Given exercise: All entries must be repeated exactly; do not include the pictures.

Extracted records:
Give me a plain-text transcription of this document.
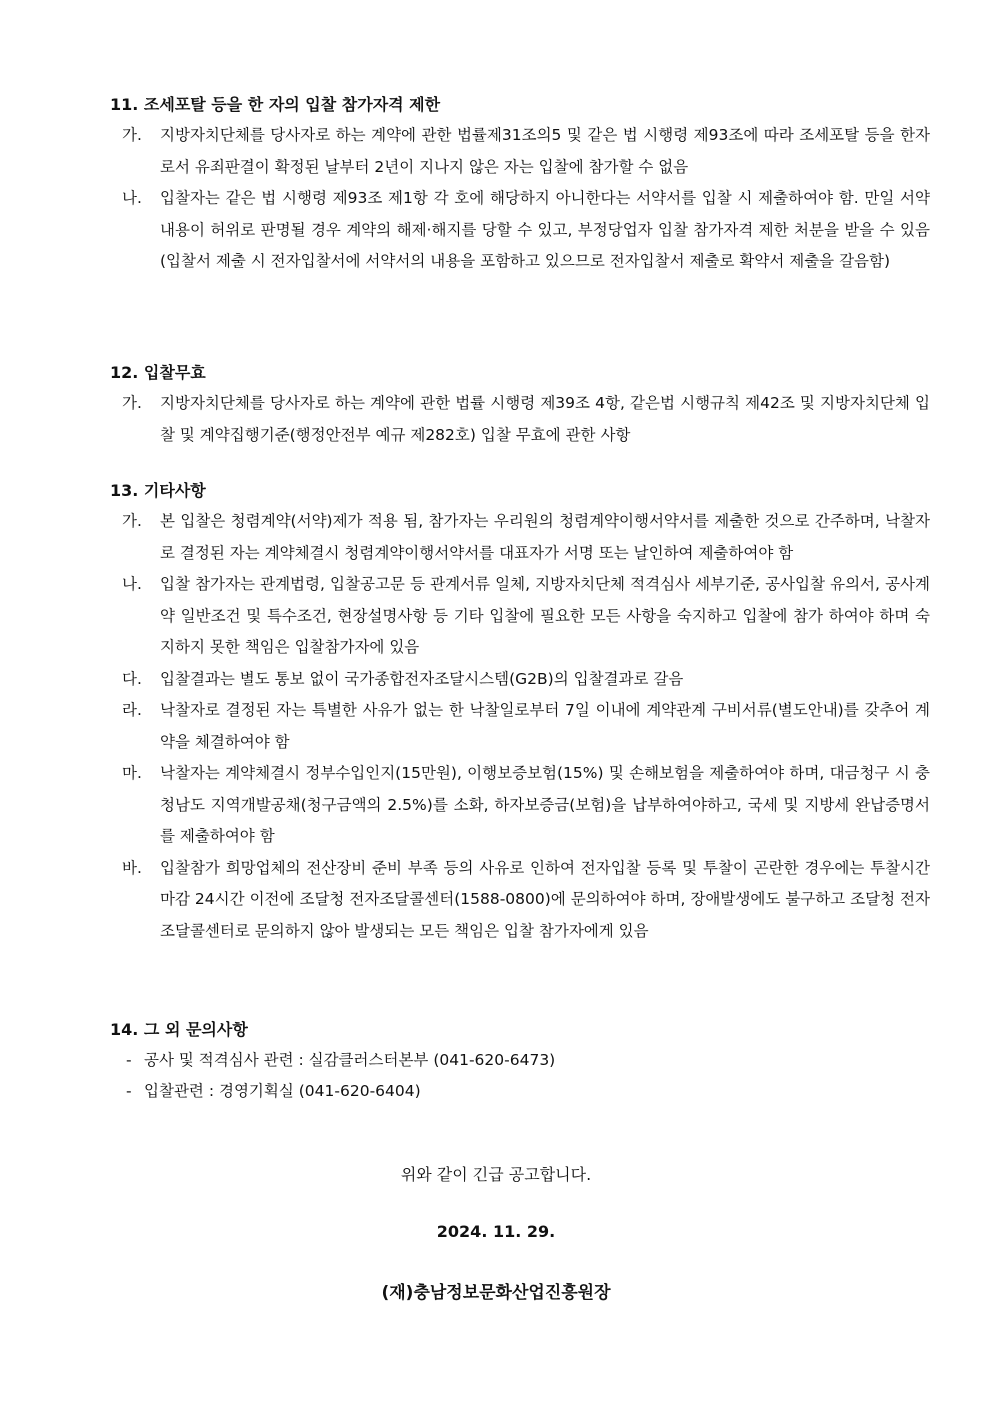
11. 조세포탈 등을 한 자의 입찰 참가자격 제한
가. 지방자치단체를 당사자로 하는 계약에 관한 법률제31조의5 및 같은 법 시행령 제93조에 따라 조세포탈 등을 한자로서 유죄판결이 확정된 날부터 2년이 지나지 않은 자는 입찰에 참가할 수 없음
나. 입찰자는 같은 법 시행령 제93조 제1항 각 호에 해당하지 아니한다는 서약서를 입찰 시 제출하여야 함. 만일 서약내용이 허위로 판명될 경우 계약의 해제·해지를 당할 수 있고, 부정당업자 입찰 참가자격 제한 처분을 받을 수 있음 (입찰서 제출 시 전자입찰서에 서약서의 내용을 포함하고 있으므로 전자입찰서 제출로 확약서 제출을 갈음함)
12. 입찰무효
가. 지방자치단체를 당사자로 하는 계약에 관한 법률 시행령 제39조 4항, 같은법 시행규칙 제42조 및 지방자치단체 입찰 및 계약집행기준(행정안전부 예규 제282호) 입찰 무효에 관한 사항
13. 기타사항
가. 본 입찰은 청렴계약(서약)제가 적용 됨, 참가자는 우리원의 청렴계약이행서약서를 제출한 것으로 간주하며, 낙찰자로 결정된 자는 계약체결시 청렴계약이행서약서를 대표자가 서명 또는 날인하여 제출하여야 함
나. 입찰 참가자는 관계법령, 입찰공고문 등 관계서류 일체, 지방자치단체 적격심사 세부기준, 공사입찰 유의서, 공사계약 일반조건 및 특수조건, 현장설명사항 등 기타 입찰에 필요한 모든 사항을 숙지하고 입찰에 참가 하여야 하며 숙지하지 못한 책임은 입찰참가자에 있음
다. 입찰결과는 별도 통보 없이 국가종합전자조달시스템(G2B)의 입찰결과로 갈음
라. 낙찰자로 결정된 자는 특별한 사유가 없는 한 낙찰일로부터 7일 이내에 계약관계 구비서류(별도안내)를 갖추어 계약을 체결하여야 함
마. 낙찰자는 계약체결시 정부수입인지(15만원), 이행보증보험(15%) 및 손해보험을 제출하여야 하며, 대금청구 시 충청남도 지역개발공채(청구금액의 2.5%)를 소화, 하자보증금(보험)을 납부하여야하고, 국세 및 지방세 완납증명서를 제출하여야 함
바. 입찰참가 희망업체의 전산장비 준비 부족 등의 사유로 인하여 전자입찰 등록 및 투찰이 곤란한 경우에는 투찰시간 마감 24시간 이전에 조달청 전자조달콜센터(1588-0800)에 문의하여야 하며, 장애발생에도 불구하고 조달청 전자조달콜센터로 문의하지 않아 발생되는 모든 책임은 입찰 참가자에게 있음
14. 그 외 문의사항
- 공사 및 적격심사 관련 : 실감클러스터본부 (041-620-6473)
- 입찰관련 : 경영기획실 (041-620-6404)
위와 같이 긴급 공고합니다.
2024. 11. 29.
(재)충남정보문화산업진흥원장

Completed exercise:
Give me a plain-text transcription of this document.
11. 조세포탈 등을 한 자의 입찰 참가자격 제한
가. 지방자치단체를 당사자로 하는 계약에 관한 법률제31조의5 및 같은 법 시행령 제93조에 따라 조세포탈 등을 한자로서 유죄판결이 확정된 날부터 2년이 지나지 않은 자는 입찰에 참가할 수 없음
나. 입찰자는 같은 법 시행령 제93조 제1항 각 호에 해당하지 아니한다는 서약서를 입찰 시 제출하여야 함. 만일 서약내용이 허위로 판명될 경우 계약의 해제·해지를 당할 수 있고, 부정당업자 입찰 참가자격 제한 처분을 받을 수 있음 (입찰서 제출 시 전자입찰서에 서약서의 내용을 포함하고 있으므로 전자입찰서 제출로 확약서 제출을 갈음함)
12. 입찰무효
가. 지방자치단체를 당사자로 하는 계약에 관한 법률 시행령 제39조 4항, 같은법 시행규칙 제42조 및 지방자치단체 입찰 및 계약집행기준(행정안전부 예규 제282호) 입찰 무효에 관한 사항
13. 기타사항
가. 본 입찰은 청렴계약(서약)제가 적용 됨, 참가자는 우리원의 청렴계약이행서약서를 제출한 것으로 간주하며, 낙찰자로 결정된 자는 계약체결시 청렴계약이행서약서를 대표자가 서명 또는 날인하여 제출하여야 함
나. 입찰 참가자는 관계법령, 입찰공고문 등 관계서류 일체, 지방자치단체 적격심사 세부기준, 공사입찰 유의서, 공사계약 일반조건 및 특수조건, 현장설명사항 등 기타 입찰에 필요한 모든 사항을 숙지하고 입찰에 참가 하여야 하며 숙지하지 못한 책임은 입찰참가자에 있음
다. 입찰결과는 별도 통보 없이 국가종합전자조달시스템(G2B)의 입찰결과로 갈음
라. 낙찰자로 결정된 자는 특별한 사유가 없는 한 낙찰일로부터 7일 이내에 계약관계 구비서류(별도안내)를 갖추어 계약을 체결하여야 함
마. 낙찰자는 계약체결시 정부수입인지(15만원), 이행보증보험(15%) 및 손해보험을 제출하여야 하며, 대금청구 시 충청남도 지역개발공채(청구금액의 2.5%)를 소화, 하자보증금(보험)을 납부하여야하고, 국세 및 지방세 완납증명서를 제출하여야 함
바. 입찰참가 희망업체의 전산장비 준비 부족 등의 사유로 인하여 전자입찰 등록 및 투찰이 곤란한 경우에는 투찰시간 마감 24시간 이전에 조달청 전자조달콜센터(1588-0800)에 문의하여야 하며, 장애발생에도 불구하고 조달청 전자조달콜센터로 문의하지 않아 발생되는 모든 책임은 입찰 참가자에게 있음
14. 그 외 문의사항
- 공사 및 적격심사 관련 : 실감클러스터본부 (041-620-6473)
- 입찰관련 : 경영기획실 (041-620-6404)
위와 같이 긴급 공고합니다.
2024. 11. 29.
(재)충남정보문화산업진흥원장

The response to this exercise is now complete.